[Assigned task] Set down the data below in full, exactly as it reads, but without the pictures.

-----

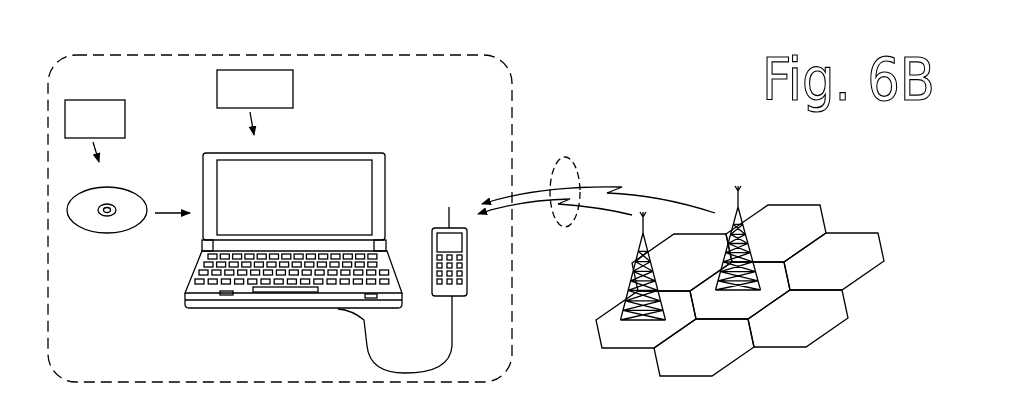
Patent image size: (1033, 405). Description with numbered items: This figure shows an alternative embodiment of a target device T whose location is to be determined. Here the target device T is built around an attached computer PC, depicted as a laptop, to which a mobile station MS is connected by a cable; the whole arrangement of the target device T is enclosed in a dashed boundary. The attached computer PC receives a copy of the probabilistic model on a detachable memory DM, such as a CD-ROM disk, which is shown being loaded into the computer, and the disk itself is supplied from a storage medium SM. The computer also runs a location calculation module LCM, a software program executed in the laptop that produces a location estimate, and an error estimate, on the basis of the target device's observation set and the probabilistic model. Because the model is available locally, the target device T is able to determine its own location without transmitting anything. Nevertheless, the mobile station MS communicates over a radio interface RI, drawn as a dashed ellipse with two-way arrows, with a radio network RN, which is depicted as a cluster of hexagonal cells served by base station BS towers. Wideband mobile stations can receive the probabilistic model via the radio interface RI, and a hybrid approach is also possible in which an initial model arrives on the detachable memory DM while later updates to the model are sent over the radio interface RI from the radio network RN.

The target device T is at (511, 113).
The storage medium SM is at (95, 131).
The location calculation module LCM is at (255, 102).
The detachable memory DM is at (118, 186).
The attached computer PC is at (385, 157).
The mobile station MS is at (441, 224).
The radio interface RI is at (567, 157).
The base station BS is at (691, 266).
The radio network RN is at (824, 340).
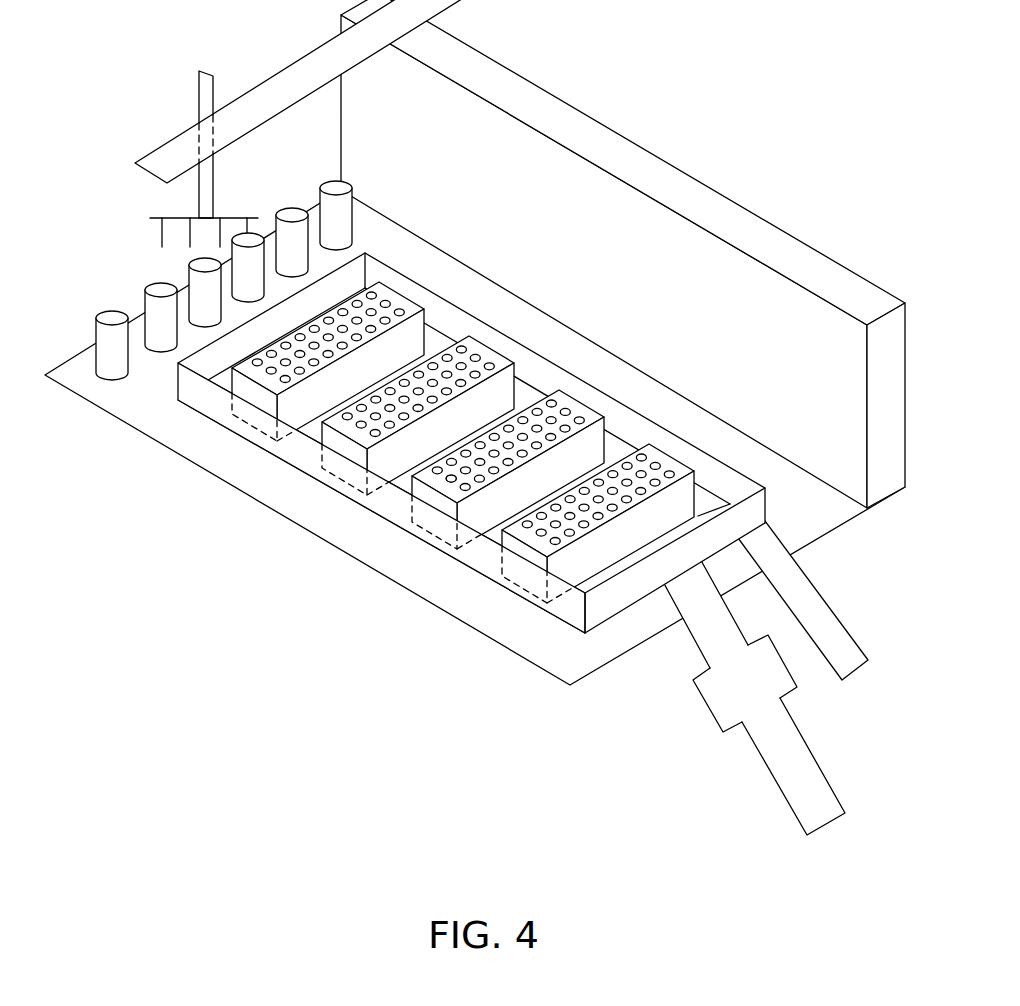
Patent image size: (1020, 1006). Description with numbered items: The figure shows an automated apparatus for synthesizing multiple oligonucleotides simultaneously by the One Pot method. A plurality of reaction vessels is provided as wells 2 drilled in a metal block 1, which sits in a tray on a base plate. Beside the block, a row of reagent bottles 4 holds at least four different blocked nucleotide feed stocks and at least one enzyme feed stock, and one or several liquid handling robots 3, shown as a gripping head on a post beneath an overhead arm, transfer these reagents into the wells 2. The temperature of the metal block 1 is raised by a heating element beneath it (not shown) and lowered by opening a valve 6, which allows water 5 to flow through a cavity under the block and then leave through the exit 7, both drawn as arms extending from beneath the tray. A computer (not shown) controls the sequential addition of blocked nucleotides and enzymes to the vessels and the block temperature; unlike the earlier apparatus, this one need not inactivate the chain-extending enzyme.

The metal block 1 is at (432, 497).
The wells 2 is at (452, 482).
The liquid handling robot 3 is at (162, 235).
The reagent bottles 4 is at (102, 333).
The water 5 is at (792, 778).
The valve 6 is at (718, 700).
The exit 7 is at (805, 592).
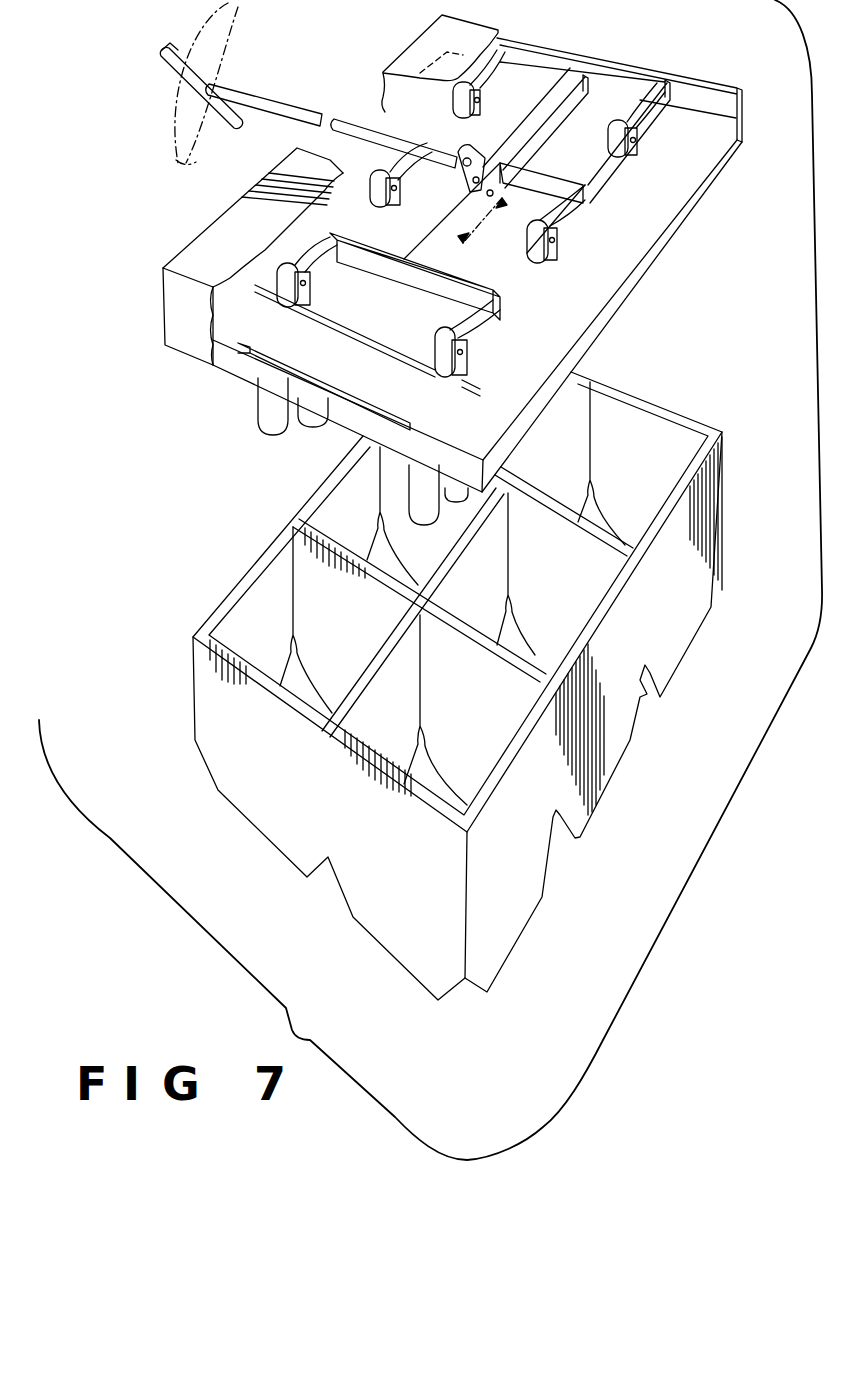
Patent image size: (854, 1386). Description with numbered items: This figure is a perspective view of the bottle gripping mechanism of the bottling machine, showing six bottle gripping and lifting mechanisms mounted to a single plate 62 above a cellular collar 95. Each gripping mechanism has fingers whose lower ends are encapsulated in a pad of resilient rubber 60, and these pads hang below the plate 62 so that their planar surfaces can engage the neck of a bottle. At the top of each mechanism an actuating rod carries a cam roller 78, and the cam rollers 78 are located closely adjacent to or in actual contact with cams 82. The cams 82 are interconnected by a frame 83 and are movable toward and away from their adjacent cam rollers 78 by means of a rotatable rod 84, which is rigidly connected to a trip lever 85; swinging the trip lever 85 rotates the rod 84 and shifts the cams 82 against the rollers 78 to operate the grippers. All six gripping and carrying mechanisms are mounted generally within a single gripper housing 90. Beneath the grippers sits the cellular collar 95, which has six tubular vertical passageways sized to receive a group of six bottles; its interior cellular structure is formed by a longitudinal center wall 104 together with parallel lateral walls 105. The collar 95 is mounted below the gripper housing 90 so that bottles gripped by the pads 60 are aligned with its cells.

-----

[Solution to the exercise]
Patent image size: (1033, 405). Description with numbered items: This figure shows an alternative embodiment of a target device T whose location is to be determined. Here the target device T is built around an attached computer PC, depicted as a laptop, to which a mobile station MS is connected by a cable; the whole arrangement of the target device T is enclosed in a dashed boundary. The attached computer PC receives a copy of the probabilistic model on a detachable memory DM, such as a CD-ROM disk, which is shown being loaded into the computer, and the disk itself is supplied from a storage medium SM. The computer also runs a location calculation module LCM, a software program executed in the laptop that produces a location estimate, and an error estimate, on the basis of the target device's observation set and the probabilistic model. Because the model is available locally, the target device T is able to determine its own location without transmitting anything. Nevertheless, the mobile station MS communicates over a radio interface RI, drawn as a dashed ellipse with two-way arrows, with a radio network RN, which is depicted as a cluster of hexagonal cells served by base station BS towers. Wideband mobile stations can receive the probabilistic model via the radio interface RI, and a hybrid approach is also possible in which an initial model arrives on the detachable memory DM while later updates to the model are sent over the radio interface RI from the radio network RN.

The target device T is at (511, 113).
The storage medium SM is at (95, 131).
The location calculation module LCM is at (255, 102).
The detachable memory DM is at (118, 186).
The attached computer PC is at (385, 157).
The mobile station MS is at (441, 224).
The radio interface RI is at (567, 157).
The base station BS is at (691, 266).
The radio network RN is at (824, 340).
Patent image size: (1020, 1006). Description with numbered items: The figure shows an automated apparatus for synthesizing multiple oligonucleotides simultaneously by the One Pot method. A plurality of reaction vessels is provided as wells 2 drilled in a metal block 1, which sits in a tray on a base plate. Beside the block, a row of reagent bottles 4 holds at least four different blocked nucleotide feed stocks and at least one enzyme feed stock, and one or several liquid handling robots 3, shown as a gripping head on a post beneath an overhead arm, transfer these reagents into the wells 2. The temperature of the metal block 1 is raised by a heating element beneath it (not shown) and lowered by opening a valve 6, which allows water 5 to flow through a cavity under the block and then leave through the exit 7, both drawn as arms extending from beneath the tray. A computer (not shown) controls the sequential addition of blocked nucleotides and enzymes to the vessels and the block temperature; unlike the earlier apparatus, this one need not inactivate the chain-extending enzyme.

The metal block 1 is at (432, 497).
The wells 2 is at (452, 482).
The liquid handling robot 3 is at (162, 235).
The reagent bottles 4 is at (102, 333).
The water 5 is at (792, 778).
The valve 6 is at (718, 700).
The exit 7 is at (805, 592).
Patent image size: (854, 1386). Description with numbered items: This figure is a perspective view of the bottle gripping mechanism of the bottling machine, showing six bottle gripping and lifting mechanisms mounted to a single plate 62 above a cellular collar 95. Each gripping mechanism has fingers whose lower ends are encapsulated in a pad of resilient rubber 60, and these pads hang below the plate 62 so that their planar surfaces can engage the neck of a bottle. At the top of each mechanism an actuating rod carries a cam roller 78, and the cam rollers 78 are located closely adjacent to or in actual contact with cams 82. The cams 82 are interconnected by a frame 83 and are movable toward and away from their adjacent cam rollers 78 by means of a rotatable rod 84, which is rigidly connected to a trip lever 85; swinging the trip lever 85 rotates the rod 84 and shifts the cams 82 against the rollers 78 to operate the grippers. All six gripping and carrying mechanisms are mounted generally within a single gripper housing 90. Beneath the grippers sits the cellular collar 95, which has six tubular vertical passageways sized to receive a group of six bottles; its interior cellular structure is formed by a longitudinal center wall 104 together with parallel lateral walls 105. The collar 95 is mounted below the gripper housing 90 so that bottles gripped by the pads 60 are aligned with its cells.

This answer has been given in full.